======== DATA UNDER STUDY ========
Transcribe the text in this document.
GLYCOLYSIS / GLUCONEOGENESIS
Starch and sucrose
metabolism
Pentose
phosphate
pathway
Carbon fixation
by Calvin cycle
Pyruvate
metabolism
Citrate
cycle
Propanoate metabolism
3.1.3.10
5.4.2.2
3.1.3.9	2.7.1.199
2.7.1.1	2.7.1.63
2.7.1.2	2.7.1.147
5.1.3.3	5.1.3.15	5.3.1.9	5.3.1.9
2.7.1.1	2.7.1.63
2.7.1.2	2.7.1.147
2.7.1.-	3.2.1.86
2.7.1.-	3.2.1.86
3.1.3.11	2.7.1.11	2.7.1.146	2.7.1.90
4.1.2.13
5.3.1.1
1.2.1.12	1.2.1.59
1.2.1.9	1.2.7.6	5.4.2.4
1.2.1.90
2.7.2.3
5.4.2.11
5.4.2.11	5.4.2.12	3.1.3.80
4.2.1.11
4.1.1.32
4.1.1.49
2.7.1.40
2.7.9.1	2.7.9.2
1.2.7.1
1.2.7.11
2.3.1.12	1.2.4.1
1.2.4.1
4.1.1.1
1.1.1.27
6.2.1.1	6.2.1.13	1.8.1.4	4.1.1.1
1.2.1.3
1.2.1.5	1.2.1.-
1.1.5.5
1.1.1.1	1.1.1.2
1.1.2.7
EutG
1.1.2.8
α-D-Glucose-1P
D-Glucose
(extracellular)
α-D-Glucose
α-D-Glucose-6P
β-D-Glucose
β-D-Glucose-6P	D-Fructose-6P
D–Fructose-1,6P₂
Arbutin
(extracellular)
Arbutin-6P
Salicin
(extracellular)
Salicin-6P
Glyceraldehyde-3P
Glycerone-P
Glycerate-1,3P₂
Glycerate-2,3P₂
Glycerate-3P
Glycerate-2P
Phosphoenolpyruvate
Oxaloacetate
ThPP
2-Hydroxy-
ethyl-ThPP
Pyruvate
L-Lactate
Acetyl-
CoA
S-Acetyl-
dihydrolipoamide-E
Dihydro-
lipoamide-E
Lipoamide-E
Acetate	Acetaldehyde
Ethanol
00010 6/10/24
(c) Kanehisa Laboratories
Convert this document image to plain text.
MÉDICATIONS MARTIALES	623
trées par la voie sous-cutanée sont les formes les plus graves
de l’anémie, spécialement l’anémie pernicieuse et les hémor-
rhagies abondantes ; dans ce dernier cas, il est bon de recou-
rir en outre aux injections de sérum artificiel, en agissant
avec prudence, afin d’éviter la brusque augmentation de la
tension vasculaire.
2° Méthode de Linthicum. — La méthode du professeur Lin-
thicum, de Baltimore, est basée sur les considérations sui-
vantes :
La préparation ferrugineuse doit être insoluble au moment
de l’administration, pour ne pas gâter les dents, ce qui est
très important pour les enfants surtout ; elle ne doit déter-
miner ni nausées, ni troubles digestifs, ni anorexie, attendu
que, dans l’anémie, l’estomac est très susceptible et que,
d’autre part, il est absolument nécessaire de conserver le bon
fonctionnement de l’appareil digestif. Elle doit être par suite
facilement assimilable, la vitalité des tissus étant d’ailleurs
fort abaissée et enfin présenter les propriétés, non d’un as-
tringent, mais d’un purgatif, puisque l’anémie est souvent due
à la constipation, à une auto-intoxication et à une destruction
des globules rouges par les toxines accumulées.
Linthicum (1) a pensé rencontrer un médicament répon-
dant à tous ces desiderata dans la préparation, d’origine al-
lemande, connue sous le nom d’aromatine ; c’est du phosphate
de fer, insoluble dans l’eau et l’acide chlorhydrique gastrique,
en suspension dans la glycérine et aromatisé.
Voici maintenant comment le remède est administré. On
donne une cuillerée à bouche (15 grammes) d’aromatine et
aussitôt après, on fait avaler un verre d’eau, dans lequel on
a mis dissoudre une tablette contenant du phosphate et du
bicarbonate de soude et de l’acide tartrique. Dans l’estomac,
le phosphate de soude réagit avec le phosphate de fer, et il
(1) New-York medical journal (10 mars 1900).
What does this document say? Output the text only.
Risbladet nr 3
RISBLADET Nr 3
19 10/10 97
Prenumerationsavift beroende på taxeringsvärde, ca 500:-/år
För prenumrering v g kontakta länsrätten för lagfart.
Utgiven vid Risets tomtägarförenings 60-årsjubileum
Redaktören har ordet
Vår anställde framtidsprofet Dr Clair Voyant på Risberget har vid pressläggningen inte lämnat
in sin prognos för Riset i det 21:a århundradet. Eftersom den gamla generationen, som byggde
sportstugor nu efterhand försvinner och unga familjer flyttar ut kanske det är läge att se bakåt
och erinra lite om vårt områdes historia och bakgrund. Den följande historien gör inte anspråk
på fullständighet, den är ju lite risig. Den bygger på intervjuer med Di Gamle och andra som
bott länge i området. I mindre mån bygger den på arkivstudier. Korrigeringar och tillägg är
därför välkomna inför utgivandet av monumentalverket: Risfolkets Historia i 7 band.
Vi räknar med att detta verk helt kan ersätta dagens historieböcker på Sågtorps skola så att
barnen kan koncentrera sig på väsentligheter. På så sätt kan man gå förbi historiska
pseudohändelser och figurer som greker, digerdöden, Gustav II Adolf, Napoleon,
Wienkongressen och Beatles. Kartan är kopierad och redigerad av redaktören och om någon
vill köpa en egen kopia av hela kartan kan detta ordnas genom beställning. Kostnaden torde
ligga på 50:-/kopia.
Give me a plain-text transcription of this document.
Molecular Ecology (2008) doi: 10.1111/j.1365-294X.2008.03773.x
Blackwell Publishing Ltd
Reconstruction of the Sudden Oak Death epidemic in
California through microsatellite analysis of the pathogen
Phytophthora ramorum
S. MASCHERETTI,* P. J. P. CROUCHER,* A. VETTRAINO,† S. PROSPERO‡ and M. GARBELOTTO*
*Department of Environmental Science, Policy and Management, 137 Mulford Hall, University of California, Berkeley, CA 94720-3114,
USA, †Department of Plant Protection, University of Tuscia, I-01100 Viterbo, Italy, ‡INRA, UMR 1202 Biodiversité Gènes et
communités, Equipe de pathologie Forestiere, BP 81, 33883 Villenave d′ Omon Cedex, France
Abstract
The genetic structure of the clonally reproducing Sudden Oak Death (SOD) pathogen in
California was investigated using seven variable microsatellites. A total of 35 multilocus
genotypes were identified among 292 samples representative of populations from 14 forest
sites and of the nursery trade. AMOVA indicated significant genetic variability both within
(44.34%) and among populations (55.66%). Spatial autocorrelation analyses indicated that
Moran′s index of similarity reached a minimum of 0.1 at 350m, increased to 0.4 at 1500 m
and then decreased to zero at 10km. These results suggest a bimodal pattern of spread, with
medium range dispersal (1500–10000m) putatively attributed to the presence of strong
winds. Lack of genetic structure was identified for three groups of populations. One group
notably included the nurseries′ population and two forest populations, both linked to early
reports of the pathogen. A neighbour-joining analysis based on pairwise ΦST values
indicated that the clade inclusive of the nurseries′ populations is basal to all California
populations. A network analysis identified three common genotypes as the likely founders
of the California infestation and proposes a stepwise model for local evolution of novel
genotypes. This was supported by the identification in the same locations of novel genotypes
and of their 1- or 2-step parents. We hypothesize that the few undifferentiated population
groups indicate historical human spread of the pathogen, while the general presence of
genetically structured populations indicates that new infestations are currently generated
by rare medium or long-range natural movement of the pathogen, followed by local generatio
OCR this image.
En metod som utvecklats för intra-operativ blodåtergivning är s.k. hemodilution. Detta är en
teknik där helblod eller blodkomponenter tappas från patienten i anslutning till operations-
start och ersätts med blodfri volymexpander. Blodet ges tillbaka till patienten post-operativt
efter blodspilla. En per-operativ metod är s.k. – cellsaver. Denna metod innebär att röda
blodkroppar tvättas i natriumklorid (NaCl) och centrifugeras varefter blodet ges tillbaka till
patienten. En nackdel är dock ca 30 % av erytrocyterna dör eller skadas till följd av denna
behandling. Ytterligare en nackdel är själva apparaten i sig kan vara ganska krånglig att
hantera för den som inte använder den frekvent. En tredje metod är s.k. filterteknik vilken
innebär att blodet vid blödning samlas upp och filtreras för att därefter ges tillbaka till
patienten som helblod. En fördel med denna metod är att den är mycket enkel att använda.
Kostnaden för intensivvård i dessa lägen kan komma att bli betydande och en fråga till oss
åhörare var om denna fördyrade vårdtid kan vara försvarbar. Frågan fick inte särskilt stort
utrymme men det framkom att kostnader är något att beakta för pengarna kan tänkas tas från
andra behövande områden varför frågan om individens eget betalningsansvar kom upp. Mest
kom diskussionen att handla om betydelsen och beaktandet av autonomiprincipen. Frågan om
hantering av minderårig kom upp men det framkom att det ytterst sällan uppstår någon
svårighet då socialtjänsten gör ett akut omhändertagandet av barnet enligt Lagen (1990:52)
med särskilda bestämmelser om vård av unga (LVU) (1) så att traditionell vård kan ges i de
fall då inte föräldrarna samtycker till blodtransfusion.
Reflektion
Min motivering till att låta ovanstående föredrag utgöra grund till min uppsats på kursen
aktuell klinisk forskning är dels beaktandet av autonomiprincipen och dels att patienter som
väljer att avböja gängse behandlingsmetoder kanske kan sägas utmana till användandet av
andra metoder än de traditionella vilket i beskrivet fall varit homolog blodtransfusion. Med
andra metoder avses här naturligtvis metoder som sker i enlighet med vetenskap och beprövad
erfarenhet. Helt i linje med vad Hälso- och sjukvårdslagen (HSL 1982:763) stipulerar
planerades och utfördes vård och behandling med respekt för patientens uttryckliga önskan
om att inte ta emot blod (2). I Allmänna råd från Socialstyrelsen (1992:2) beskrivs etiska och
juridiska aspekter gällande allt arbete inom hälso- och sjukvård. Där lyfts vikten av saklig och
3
========
#### TASK DIRECTIONS
Scan the material above for the string "range" and report each line where you find it.

#### OUTPUT BELOW
medium range dispersal (1500–10000m) putatively attributed to the presence of strong
by rare medium or long-range natural movement of the pathogen, followed by local generatio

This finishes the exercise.